Data extract ::
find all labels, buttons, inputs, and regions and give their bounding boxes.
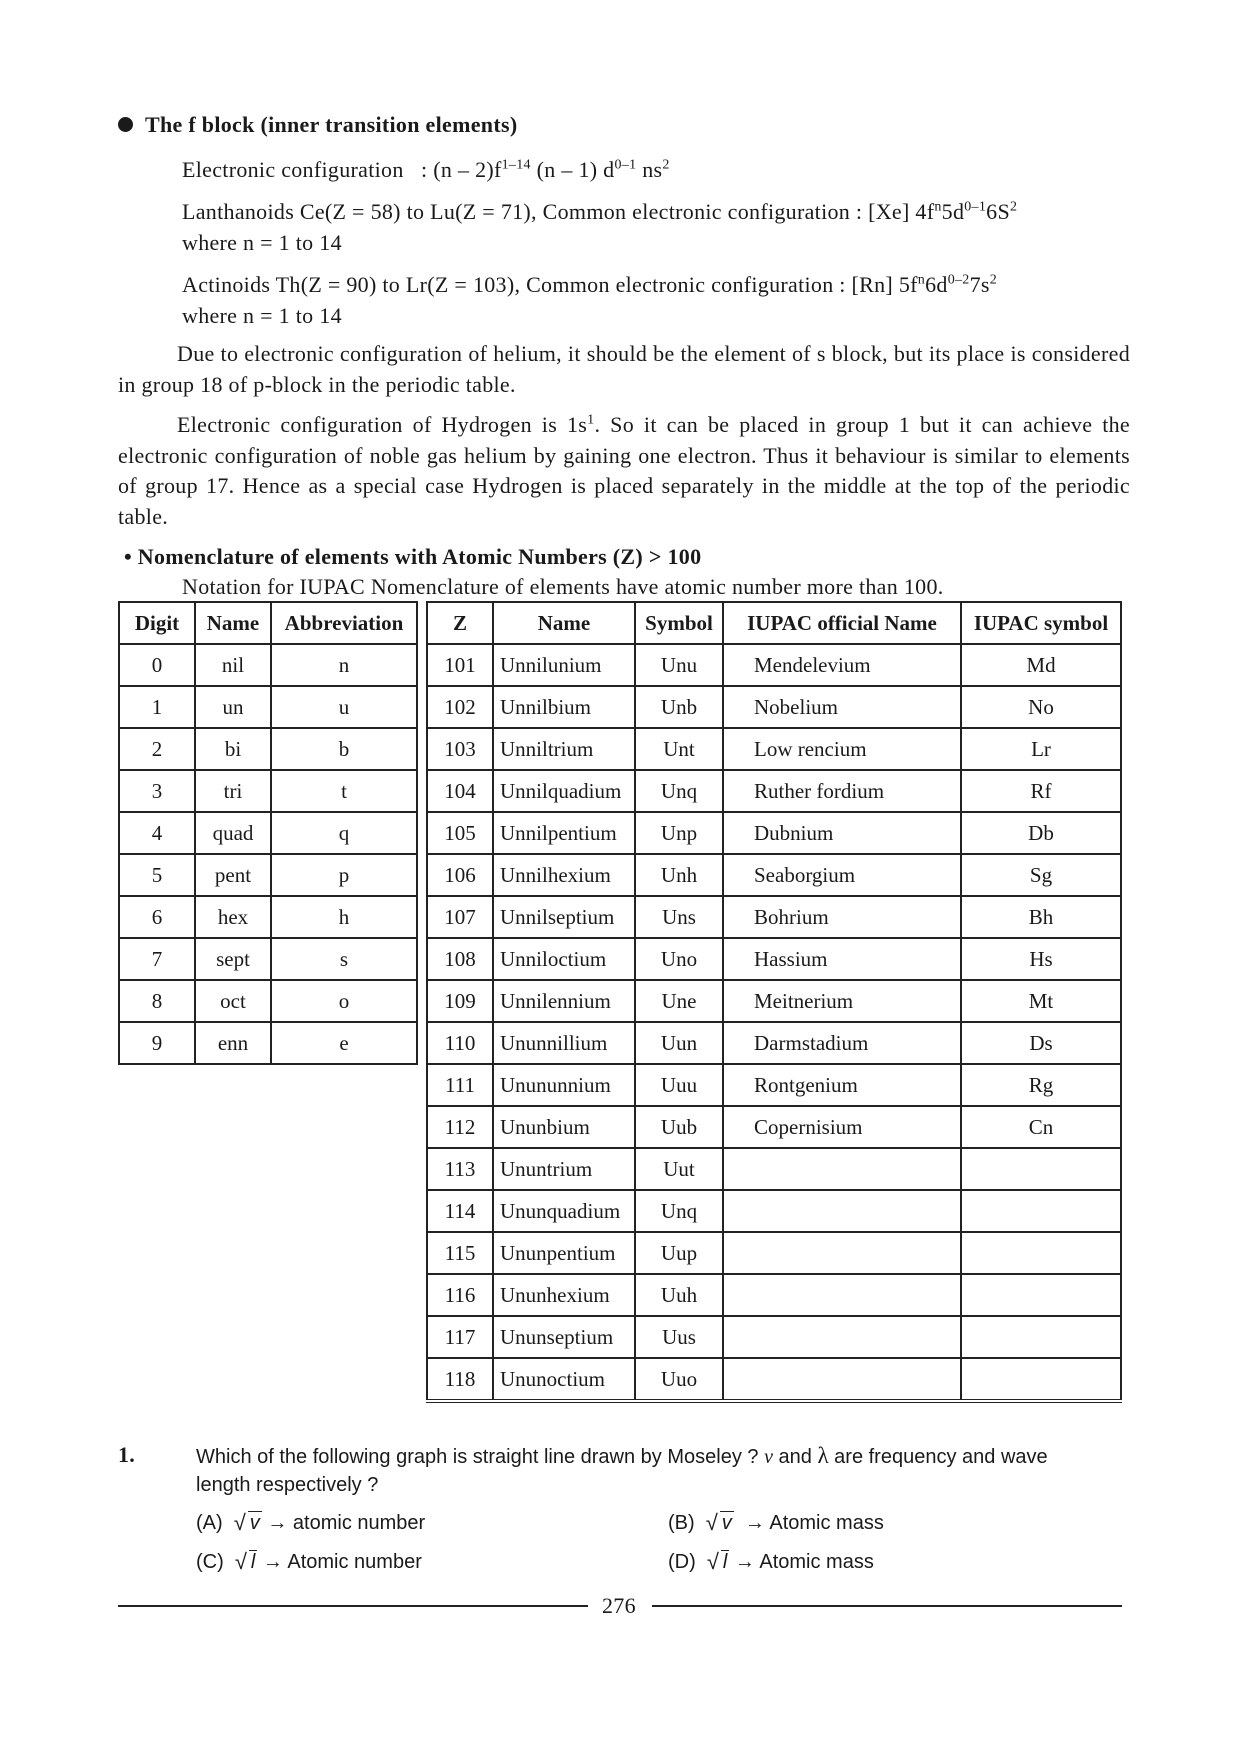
digit-cell-abbreviation: b bbox=[271, 728, 417, 770]
element-cell-name: Ununpentium bbox=[493, 1232, 635, 1274]
lanthanoids-where: where n = 1 to 14 bbox=[182, 230, 342, 255]
header-name: Name bbox=[493, 602, 635, 644]
element-cell-symbol: Uno bbox=[635, 938, 723, 980]
element-cell-symbol: Uuh bbox=[635, 1274, 723, 1316]
element-cell-iupac-symbol bbox=[961, 1232, 1121, 1274]
element-cell-iupac-name: Darmstadium bbox=[723, 1022, 961, 1064]
sqrt-icon: √ v bbox=[706, 1512, 734, 1535]
element-table-row bbox=[427, 1232, 1121, 1274]
digit-table bbox=[118, 601, 418, 1065]
digit-table-row bbox=[119, 728, 417, 770]
element-cell-iupac-name bbox=[723, 1316, 961, 1358]
element-cell-iupac-name bbox=[723, 1274, 961, 1316]
digit-cell-abbreviation: s bbox=[271, 938, 417, 980]
element-table-row bbox=[427, 1064, 1121, 1106]
digit-table-row bbox=[119, 896, 417, 938]
element-cell-name: Unununnium bbox=[493, 1064, 635, 1106]
element-cell-symbol: Une bbox=[635, 980, 723, 1022]
digit-table-row bbox=[119, 854, 417, 896]
element-cell-iupac-symbol: Sg bbox=[961, 854, 1121, 896]
element-cell-z: 114 bbox=[427, 1190, 493, 1232]
digit-cell-digit: 7 bbox=[119, 938, 195, 980]
digit-table-row bbox=[119, 812, 417, 854]
element-cell-name: Unnilunium bbox=[493, 644, 635, 686]
element-cell-iupac-name: Ruther fordium bbox=[723, 770, 961, 812]
element-cell-iupac-name bbox=[723, 1232, 961, 1274]
digit-cell-abbreviation: q bbox=[271, 812, 417, 854]
element-cell-name: Ununquadium bbox=[493, 1190, 635, 1232]
element-cell-iupac-symbol: Hs bbox=[961, 938, 1121, 980]
element-cell-name: Ununbium bbox=[493, 1106, 635, 1148]
element-table-row bbox=[427, 812, 1121, 854]
header-z: Z bbox=[427, 602, 493, 644]
nomenclature-heading: • Nomenclature of elements with Atomic Numbers (Z) > 100 bbox=[124, 544, 702, 569]
element-cell-iupac-name: Rontgenium bbox=[723, 1064, 961, 1106]
element-table-row bbox=[427, 1106, 1121, 1148]
element-cell-iupac-symbol bbox=[961, 1148, 1121, 1190]
element-cell-symbol: Unt bbox=[635, 728, 723, 770]
element-cell-iupac-symbol bbox=[961, 1190, 1121, 1232]
element-table bbox=[426, 601, 1122, 1403]
element-table-row bbox=[427, 980, 1121, 1022]
element-cell-z: 118 bbox=[427, 1358, 493, 1401]
actinoids-where: where n = 1 to 14 bbox=[182, 303, 342, 328]
element-cell-iupac-symbol: Mt bbox=[961, 980, 1121, 1022]
element-cell-iupac-symbol bbox=[961, 1358, 1121, 1401]
element-cell-iupac-name: Bohrium bbox=[723, 896, 961, 938]
digit-cell-digit: 8 bbox=[119, 980, 195, 1022]
element-cell-iupac-name: Hassium bbox=[723, 938, 961, 980]
digit-cell-name: sept bbox=[195, 938, 271, 980]
element-cell-name: Ununtrium bbox=[493, 1148, 635, 1190]
digit-cell-name: enn bbox=[195, 1022, 271, 1064]
element-table-row bbox=[427, 1190, 1121, 1232]
header-abbreviation: Abbreviation bbox=[271, 602, 417, 644]
element-cell-name: Unnilseptium bbox=[493, 896, 635, 938]
element-cell-z: 115 bbox=[427, 1232, 493, 1274]
digit-cell-digit: 6 bbox=[119, 896, 195, 938]
sqrt-icon: √ l bbox=[235, 1551, 257, 1574]
element-cell-iupac-symbol: Rf bbox=[961, 770, 1121, 812]
element-cell-symbol: Uut bbox=[635, 1148, 723, 1190]
header-symbol: Symbol bbox=[635, 602, 723, 644]
digit-cell-name: oct bbox=[195, 980, 271, 1022]
element-cell-symbol: Unp bbox=[635, 812, 723, 854]
footer-rule-left bbox=[118, 1605, 588, 1607]
element-table-row bbox=[427, 644, 1121, 686]
digit-cell-digit: 5 bbox=[119, 854, 195, 896]
section-title: The f block (inner transition elements) bbox=[145, 112, 518, 137]
question-number: 1. bbox=[118, 1442, 136, 1467]
header-digit: Digit bbox=[119, 602, 195, 644]
digit-cell-abbreviation: u bbox=[271, 686, 417, 728]
element-cell-name: Ununnillium bbox=[493, 1022, 635, 1064]
digit-table-header bbox=[119, 602, 417, 644]
element-cell-iupac-name: Meitnerium bbox=[723, 980, 961, 1022]
element-table-row bbox=[427, 1274, 1121, 1316]
option-c[interactable]: (C) √ l → Atomic number bbox=[196, 1551, 422, 1574]
lanthanoids-line: Lanthanoids Ce(Z = 58) to Lu(Z = 71), Common electronic configuration : [Xe] $4f^n5d^{0-1}6S^2$ bbox=[182, 199, 1018, 224]
nomenclature-subheading: Notation for IUPAC Nomenclature of elements have atomic number more than 100. bbox=[182, 574, 944, 599]
element-cell-symbol: Unb bbox=[635, 686, 723, 728]
element-table-row bbox=[427, 770, 1121, 812]
sqrt-icon: √ l bbox=[707, 1551, 729, 1574]
electronic-configuration-line: Electronic configuration : $(n - 2)f^{1-14}$ (n – 1) $d^{0-1}$ $ns^2$ bbox=[182, 157, 670, 182]
element-cell-z: 112 bbox=[427, 1106, 493, 1148]
element-cell-iupac-symbol: Md bbox=[961, 644, 1121, 686]
digit-cell-name: tri bbox=[195, 770, 271, 812]
bullet-icon bbox=[118, 117, 133, 132]
element-cell-iupac-name: Dubnium bbox=[723, 812, 961, 854]
element-cell-iupac-name bbox=[723, 1190, 961, 1232]
element-cell-iupac-symbol: Db bbox=[961, 812, 1121, 854]
element-cell-iupac-symbol: Lr bbox=[961, 728, 1121, 770]
element-cell-iupac-symbol: Rg bbox=[961, 1064, 1121, 1106]
element-table-row bbox=[427, 938, 1121, 980]
digit-cell-name: bi bbox=[195, 728, 271, 770]
element-cell-iupac-name: Copernisium bbox=[723, 1106, 961, 1148]
element-cell-iupac-name: Mendelevium bbox=[723, 644, 961, 686]
element-cell-symbol: Uus bbox=[635, 1316, 723, 1358]
digit-cell-name: pent bbox=[195, 854, 271, 896]
hydrogen-paragraph: Electronic configuration of Hydrogen is $1s^1$. So it can be placed in group 1 but it can achieve the electronic configuration of noble gas helium by gaining one electron. Thus it behaviour is similar to elements of group 17. Hence as a special case Hydrogen is placed separately in the middle at the top of the periodic table. bbox=[118, 412, 1130, 529]
element-cell-z: 103 bbox=[427, 728, 493, 770]
element-cell-z: 105 bbox=[427, 812, 493, 854]
element-cell-symbol: Uns bbox=[635, 896, 723, 938]
question-text: Which of the following graph is straight line drawn by Moseley ? v and λ are frequency and wave bbox=[196, 1443, 1048, 1468]
header-iupac-symbol: IUPAC symbol bbox=[961, 602, 1121, 644]
digit-cell-abbreviation: p bbox=[271, 854, 417, 896]
element-cell-symbol: Uuu bbox=[635, 1064, 723, 1106]
digit-cell-abbreviation: t bbox=[271, 770, 417, 812]
option-d[interactable]: (D) √ l → Atomic mass bbox=[668, 1551, 874, 1574]
element-cell-iupac-name bbox=[723, 1358, 961, 1401]
element-table-row bbox=[427, 1316, 1121, 1358]
element-cell-iupac-name: Low rencium bbox=[723, 728, 961, 770]
digit-cell-digit: 2 bbox=[119, 728, 195, 770]
digit-cell-name: un bbox=[195, 686, 271, 728]
element-cell-symbol: Unq bbox=[635, 1190, 723, 1232]
sqrt-icon: √ v bbox=[234, 1512, 262, 1535]
element-table-row bbox=[427, 686, 1121, 728]
element-cell-name: Unnilbium bbox=[493, 686, 635, 728]
element-cell-z: 107 bbox=[427, 896, 493, 938]
actinoids-line: Actinoids Th(Z = 90) to Lr(Z = 103), Common electronic configuration : [Rn] $5f^n6d^{0-2}7s^2$ bbox=[182, 272, 998, 297]
digit-cell-abbreviation: n bbox=[271, 644, 417, 686]
digit-table-row bbox=[119, 980, 417, 1022]
digit-cell-digit: 4 bbox=[119, 812, 195, 854]
digit-cell-abbreviation: o bbox=[271, 980, 417, 1022]
element-cell-z: 106 bbox=[427, 854, 493, 896]
element-cell-symbol: Uun bbox=[635, 1022, 723, 1064]
element-cell-symbol: Unu bbox=[635, 644, 723, 686]
element-cell-iupac-symbol: Ds bbox=[961, 1022, 1121, 1064]
element-table-row bbox=[427, 728, 1121, 770]
element-cell-symbol: Unq bbox=[635, 770, 723, 812]
helium-paragraph: Due to electronic configuration of helium, it should be the element of s block, but its place is considered in group 18 of p-block in the periodic table. bbox=[118, 341, 1130, 397]
element-table-row bbox=[427, 1358, 1121, 1401]
digit-cell-digit: 3 bbox=[119, 770, 195, 812]
element-cell-iupac-symbol: Cn bbox=[961, 1106, 1121, 1148]
element-cell-iupac-symbol: No bbox=[961, 686, 1121, 728]
element-cell-iupac-symbol bbox=[961, 1316, 1121, 1358]
element-cell-z: 113 bbox=[427, 1148, 493, 1190]
element-cell-z: 116 bbox=[427, 1274, 493, 1316]
element-cell-symbol: Uuo bbox=[635, 1358, 723, 1401]
option-b[interactable]: (B) √ v → Atomic mass bbox=[668, 1512, 884, 1535]
question-text-line2: length respectively ? bbox=[196, 1474, 379, 1496]
digit-cell-name: hex bbox=[195, 896, 271, 938]
element-table-row bbox=[427, 1022, 1121, 1064]
digit-cell-digit: 9 bbox=[119, 1022, 195, 1064]
digit-cell-abbreviation: h bbox=[271, 896, 417, 938]
element-cell-z: 108 bbox=[427, 938, 493, 980]
section-heading bbox=[118, 112, 517, 138]
element-table-row bbox=[427, 854, 1121, 896]
element-cell-name: Unnilpentium bbox=[493, 812, 635, 854]
element-table-row bbox=[427, 1148, 1121, 1190]
digit-table-row bbox=[119, 686, 417, 728]
option-a[interactable]: (A) √ v → atomic number bbox=[196, 1512, 425, 1535]
digit-table-row bbox=[119, 938, 417, 980]
element-cell-z: 102 bbox=[427, 686, 493, 728]
element-cell-z: 111 bbox=[427, 1064, 493, 1106]
digit-table-row bbox=[119, 770, 417, 812]
element-cell-z: 110 bbox=[427, 1022, 493, 1064]
element-table-header bbox=[427, 602, 1121, 644]
digit-cell-name: quad bbox=[195, 812, 271, 854]
element-cell-iupac-symbol: Bh bbox=[961, 896, 1121, 938]
header-name: Name bbox=[195, 602, 271, 644]
element-cell-z: 101 bbox=[427, 644, 493, 686]
digit-cell-abbreviation: e bbox=[271, 1022, 417, 1064]
element-cell-z: 117 bbox=[427, 1316, 493, 1358]
header-iupac-name: IUPAC official Name bbox=[723, 602, 961, 644]
element-cell-name: Unnilennium bbox=[493, 980, 635, 1022]
element-cell-name: Ununhexium bbox=[493, 1274, 635, 1316]
element-cell-iupac-name bbox=[723, 1148, 961, 1190]
element-cell-iupac-name: Seaborgium bbox=[723, 854, 961, 896]
element-cell-name: Unniltrium bbox=[493, 728, 635, 770]
element-cell-name: Ununoctium bbox=[493, 1358, 635, 1401]
digit-cell-name: nil bbox=[195, 644, 271, 686]
digit-table-row bbox=[119, 1022, 417, 1064]
footer-rule-right bbox=[652, 1605, 1122, 1607]
element-cell-name: Ununseptium bbox=[493, 1316, 635, 1358]
element-cell-iupac-symbol bbox=[961, 1274, 1121, 1316]
element-cell-symbol: Uup bbox=[635, 1232, 723, 1274]
digit-cell-digit: 1 bbox=[119, 686, 195, 728]
element-cell-symbol: Unh bbox=[635, 854, 723, 896]
page-number: 276 bbox=[602, 1593, 636, 1618]
element-cell-name: Unniloctium bbox=[493, 938, 635, 980]
element-cell-name: Unnilquadium bbox=[493, 770, 635, 812]
digit-table-row bbox=[119, 644, 417, 686]
element-cell-name: Unnilhexium bbox=[493, 854, 635, 896]
element-cell-symbol: Uub bbox=[635, 1106, 723, 1148]
element-cell-z: 109 bbox=[427, 980, 493, 1022]
element-cell-iupac-name: Nobelium bbox=[723, 686, 961, 728]
digit-cell-digit: 0 bbox=[119, 644, 195, 686]
element-table-row bbox=[427, 896, 1121, 938]
element-cell-z: 104 bbox=[427, 770, 493, 812]
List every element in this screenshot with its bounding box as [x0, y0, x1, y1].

Exercise prompt ::
Copy the lines of the material verbatim, from the line containing "digit-cell-abbreviation: b bbox=[271, 728, 417, 770]" to the line containing "element-cell-name: Unnilunium bbox=[493, 644, 635, 686]", including both of those lines.

Answer for the task ::
digit-cell-abbreviation: b bbox=[271, 728, 417, 770]
element-cell-name: Ununpentium bbox=[493, 1232, 635, 1274]
lanthanoids-where: where n = 1 to 14 bbox=[182, 230, 342, 255]
header-name: Name bbox=[493, 602, 635, 644]
element-cell-symbol: Uno bbox=[635, 938, 723, 980]
element-cell-symbol: Uuh bbox=[635, 1274, 723, 1316]
element-cell-iupac-symbol bbox=[961, 1232, 1121, 1274]
element-cell-iupac-name: Darmstadium bbox=[723, 1022, 961, 1064]
sqrt-icon: √ v bbox=[706, 1512, 734, 1535]
element-table-row bbox=[427, 1232, 1121, 1274]
digit-table bbox=[118, 601, 418, 1065]
digit-table-row bbox=[119, 728, 417, 770]
element-cell-iupac-name bbox=[723, 1316, 961, 1358]
element-cell-iupac-name bbox=[723, 1274, 961, 1316]
digit-cell-abbreviation: s bbox=[271, 938, 417, 980]
element-table-row bbox=[427, 1064, 1121, 1106]
digit-table-row bbox=[119, 896, 417, 938]
element-cell-name: Unununnium bbox=[493, 1064, 635, 1106]
element-cell-symbol: Une bbox=[635, 980, 723, 1022]
digit-table-row bbox=[119, 854, 417, 896]
element-cell-iupac-symbol: Sg bbox=[961, 854, 1121, 896]
element-cell-z: 114 bbox=[427, 1190, 493, 1232]
digit-cell-digit: 7 bbox=[119, 938, 195, 980]
digit-table-row bbox=[119, 812, 417, 854]
element-cell-name: Unnilunium bbox=[493, 644, 635, 686]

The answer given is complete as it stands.